"""
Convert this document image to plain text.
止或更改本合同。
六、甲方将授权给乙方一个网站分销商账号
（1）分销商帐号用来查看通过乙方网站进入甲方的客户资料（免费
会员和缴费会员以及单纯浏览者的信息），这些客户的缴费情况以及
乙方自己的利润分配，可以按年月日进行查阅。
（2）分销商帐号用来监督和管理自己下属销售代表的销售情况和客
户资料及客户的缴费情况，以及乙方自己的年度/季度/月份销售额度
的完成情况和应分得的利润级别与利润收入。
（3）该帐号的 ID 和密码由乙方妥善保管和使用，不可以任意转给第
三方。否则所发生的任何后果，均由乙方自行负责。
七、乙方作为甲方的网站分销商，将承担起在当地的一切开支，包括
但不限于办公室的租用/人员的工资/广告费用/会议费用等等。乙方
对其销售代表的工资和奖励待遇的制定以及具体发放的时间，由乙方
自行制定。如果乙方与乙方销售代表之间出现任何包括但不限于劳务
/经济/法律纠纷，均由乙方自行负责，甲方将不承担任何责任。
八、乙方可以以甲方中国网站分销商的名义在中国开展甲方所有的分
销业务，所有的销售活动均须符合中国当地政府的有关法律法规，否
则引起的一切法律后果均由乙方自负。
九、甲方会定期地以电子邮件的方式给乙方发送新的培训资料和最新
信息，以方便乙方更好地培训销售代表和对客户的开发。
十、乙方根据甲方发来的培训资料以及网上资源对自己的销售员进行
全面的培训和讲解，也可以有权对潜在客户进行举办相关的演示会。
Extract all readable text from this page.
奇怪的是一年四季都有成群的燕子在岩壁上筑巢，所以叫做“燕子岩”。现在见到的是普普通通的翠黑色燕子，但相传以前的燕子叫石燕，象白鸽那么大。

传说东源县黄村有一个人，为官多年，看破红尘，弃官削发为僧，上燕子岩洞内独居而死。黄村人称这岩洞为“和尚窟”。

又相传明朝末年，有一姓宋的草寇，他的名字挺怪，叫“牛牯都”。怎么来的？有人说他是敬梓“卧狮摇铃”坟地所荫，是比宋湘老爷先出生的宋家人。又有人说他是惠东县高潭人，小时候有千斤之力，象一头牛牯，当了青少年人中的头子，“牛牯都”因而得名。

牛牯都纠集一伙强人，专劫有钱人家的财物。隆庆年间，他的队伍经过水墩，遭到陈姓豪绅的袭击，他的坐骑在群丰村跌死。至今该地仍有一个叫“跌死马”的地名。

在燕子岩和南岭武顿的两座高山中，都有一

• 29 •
"""
> Aim:
In the records above, locate each line with the word "均由乙方自行负责". Copy all such lines.

> Completed task:
三方。否则所发生的任何后果，均由乙方自行负责。
/经济/法律纠纷，均由乙方自行负责，甲方将不承担任何责任。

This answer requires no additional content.